§ SET PROBLEM: What is the count of lines that hold the word "name"? Give only the number.

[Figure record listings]
==================================================

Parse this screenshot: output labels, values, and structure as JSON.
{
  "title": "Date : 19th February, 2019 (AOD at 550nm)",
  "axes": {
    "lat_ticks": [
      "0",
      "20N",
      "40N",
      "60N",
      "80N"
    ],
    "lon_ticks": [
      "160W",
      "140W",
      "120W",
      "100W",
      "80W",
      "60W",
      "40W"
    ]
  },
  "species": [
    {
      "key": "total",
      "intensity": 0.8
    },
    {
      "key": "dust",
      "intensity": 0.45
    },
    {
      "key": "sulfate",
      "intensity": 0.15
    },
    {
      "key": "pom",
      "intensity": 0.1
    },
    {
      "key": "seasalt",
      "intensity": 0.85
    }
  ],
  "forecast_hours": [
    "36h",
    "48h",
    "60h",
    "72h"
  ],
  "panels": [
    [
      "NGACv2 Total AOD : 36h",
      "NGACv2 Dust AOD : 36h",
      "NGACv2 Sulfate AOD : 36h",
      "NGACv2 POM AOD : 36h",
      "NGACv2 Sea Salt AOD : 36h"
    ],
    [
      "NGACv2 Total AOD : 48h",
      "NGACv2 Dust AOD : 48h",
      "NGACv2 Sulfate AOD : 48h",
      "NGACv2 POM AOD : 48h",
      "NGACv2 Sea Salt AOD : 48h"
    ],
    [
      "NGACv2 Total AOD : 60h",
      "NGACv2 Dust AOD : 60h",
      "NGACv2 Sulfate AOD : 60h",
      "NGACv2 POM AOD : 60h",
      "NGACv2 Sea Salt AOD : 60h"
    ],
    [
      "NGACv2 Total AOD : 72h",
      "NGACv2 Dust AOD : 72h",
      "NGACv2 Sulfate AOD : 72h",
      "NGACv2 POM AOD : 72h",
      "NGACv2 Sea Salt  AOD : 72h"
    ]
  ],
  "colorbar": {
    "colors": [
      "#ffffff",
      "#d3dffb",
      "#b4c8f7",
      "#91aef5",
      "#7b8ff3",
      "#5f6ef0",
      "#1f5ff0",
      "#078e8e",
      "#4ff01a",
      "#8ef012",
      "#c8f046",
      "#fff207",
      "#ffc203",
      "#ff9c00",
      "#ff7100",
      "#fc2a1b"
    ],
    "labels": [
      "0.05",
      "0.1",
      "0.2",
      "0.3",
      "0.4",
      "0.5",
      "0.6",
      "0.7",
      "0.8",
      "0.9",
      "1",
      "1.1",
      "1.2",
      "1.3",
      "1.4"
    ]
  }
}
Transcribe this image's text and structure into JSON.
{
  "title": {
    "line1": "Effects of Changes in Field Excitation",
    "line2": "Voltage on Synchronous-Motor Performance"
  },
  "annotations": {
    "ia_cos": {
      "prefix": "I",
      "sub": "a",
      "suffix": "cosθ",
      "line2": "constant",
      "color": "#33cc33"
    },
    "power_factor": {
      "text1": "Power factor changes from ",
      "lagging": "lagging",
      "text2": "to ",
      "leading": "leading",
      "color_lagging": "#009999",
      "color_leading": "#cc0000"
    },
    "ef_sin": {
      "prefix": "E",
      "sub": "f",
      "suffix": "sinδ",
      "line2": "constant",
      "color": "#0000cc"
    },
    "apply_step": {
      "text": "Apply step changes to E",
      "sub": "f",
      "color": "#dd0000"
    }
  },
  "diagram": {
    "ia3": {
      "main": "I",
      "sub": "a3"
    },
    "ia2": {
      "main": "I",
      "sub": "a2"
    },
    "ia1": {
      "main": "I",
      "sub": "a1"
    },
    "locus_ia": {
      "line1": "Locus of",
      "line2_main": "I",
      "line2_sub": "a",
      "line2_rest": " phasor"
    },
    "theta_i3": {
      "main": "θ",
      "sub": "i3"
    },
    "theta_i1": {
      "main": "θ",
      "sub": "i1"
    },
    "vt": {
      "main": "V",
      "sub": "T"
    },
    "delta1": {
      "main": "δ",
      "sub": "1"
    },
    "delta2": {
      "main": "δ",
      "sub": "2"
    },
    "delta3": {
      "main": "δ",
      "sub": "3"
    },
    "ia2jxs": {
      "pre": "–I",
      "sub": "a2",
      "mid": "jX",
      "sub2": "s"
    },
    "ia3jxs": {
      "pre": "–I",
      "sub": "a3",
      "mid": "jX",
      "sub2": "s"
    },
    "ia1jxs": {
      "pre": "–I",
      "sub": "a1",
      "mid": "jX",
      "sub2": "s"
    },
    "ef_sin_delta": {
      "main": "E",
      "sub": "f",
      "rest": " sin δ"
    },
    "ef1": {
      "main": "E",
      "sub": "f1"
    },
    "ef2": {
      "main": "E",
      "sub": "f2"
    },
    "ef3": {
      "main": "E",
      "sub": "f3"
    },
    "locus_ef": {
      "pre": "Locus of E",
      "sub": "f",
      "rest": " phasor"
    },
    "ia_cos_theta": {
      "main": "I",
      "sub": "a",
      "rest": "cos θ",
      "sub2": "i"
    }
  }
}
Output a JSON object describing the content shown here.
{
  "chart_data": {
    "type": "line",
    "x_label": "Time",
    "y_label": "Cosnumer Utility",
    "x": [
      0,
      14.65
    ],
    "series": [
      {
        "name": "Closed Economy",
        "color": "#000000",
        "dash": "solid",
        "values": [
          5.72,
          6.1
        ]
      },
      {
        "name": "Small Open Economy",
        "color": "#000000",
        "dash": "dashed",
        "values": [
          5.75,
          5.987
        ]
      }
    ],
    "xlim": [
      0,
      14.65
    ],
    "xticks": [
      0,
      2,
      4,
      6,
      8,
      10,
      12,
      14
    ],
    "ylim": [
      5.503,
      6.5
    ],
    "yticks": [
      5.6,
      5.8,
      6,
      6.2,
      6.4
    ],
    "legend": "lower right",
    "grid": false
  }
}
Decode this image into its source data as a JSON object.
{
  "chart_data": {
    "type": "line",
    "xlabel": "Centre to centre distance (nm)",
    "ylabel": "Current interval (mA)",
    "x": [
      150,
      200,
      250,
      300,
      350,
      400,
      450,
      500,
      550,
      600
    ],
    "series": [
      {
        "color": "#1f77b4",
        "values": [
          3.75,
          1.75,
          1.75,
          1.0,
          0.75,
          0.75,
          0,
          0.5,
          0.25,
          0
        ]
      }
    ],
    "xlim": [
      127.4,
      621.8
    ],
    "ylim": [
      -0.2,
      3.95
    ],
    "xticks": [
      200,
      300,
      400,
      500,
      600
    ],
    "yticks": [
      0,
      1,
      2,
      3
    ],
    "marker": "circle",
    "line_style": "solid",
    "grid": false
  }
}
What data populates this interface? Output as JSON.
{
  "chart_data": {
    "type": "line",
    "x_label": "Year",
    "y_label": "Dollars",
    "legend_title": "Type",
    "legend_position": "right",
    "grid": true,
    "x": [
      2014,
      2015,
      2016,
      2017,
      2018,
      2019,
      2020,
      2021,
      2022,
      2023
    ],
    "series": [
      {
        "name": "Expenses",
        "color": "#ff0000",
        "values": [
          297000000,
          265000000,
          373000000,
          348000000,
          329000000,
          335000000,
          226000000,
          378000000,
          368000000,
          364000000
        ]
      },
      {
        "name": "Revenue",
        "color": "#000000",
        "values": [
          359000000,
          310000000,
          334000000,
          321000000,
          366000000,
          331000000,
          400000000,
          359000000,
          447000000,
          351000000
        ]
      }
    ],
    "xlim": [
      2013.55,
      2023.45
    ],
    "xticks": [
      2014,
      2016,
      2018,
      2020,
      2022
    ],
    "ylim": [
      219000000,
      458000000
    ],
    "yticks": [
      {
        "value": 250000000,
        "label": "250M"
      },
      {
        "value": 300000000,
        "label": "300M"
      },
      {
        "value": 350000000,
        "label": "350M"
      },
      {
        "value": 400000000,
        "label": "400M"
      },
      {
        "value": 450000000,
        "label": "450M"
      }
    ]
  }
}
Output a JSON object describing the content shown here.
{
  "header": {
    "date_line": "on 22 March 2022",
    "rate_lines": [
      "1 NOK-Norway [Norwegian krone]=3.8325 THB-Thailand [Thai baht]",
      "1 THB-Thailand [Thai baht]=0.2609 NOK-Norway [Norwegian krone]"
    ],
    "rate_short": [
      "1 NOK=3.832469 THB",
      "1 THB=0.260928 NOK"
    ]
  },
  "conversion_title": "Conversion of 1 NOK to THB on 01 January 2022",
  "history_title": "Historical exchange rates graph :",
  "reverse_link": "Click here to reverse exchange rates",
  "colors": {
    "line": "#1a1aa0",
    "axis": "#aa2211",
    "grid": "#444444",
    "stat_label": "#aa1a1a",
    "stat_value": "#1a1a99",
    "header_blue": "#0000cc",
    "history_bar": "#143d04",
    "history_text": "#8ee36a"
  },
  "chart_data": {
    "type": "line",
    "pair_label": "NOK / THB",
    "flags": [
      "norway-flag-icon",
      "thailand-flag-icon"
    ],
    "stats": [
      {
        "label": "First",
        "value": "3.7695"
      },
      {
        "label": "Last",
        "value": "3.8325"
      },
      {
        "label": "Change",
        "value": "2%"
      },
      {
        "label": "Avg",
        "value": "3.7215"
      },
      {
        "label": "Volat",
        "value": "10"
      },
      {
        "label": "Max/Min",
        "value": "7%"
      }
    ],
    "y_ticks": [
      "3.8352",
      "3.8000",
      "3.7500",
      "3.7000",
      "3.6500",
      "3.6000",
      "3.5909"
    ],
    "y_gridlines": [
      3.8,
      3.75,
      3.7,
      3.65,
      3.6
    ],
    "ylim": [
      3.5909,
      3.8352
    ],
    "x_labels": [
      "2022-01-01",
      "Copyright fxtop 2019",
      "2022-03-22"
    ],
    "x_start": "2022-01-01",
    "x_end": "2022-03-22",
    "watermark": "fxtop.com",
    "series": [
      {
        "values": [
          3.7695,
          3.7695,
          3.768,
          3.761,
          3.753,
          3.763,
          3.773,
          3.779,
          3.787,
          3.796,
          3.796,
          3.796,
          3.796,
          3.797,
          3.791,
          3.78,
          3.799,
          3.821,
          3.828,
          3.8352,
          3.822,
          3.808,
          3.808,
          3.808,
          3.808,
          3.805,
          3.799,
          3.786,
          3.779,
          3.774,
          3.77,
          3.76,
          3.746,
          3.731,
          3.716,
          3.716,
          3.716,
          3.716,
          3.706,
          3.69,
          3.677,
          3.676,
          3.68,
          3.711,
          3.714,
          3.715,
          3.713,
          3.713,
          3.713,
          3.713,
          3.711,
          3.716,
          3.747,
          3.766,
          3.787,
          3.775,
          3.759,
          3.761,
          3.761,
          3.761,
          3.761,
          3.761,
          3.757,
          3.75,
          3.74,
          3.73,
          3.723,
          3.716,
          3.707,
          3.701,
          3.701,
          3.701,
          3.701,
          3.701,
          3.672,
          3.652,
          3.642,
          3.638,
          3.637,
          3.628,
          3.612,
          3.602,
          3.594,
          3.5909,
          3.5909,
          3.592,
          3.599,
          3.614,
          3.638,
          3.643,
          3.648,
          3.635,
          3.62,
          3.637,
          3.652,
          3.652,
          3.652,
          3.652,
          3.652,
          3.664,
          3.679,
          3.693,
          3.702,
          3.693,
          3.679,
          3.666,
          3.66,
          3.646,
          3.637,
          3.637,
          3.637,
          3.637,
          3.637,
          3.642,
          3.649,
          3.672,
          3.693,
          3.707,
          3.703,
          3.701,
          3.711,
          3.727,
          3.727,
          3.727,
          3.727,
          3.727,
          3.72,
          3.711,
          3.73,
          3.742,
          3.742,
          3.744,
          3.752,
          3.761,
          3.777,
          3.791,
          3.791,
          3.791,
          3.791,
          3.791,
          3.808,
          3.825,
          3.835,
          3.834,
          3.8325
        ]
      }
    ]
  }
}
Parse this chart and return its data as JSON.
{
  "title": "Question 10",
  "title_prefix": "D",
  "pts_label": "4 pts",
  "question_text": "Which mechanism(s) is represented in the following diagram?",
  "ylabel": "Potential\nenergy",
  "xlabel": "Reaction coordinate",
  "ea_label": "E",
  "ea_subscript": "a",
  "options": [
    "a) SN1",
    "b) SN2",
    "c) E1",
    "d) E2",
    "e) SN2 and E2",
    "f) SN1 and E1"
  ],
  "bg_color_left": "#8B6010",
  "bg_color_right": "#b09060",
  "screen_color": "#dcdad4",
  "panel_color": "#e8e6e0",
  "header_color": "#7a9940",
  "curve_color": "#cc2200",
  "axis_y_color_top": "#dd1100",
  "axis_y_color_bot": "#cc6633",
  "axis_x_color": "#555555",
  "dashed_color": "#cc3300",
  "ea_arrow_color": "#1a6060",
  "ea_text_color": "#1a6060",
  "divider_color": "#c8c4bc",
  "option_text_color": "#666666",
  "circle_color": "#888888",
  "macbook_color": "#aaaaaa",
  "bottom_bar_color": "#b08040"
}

==================================================

§ FULL RESPONSE: 4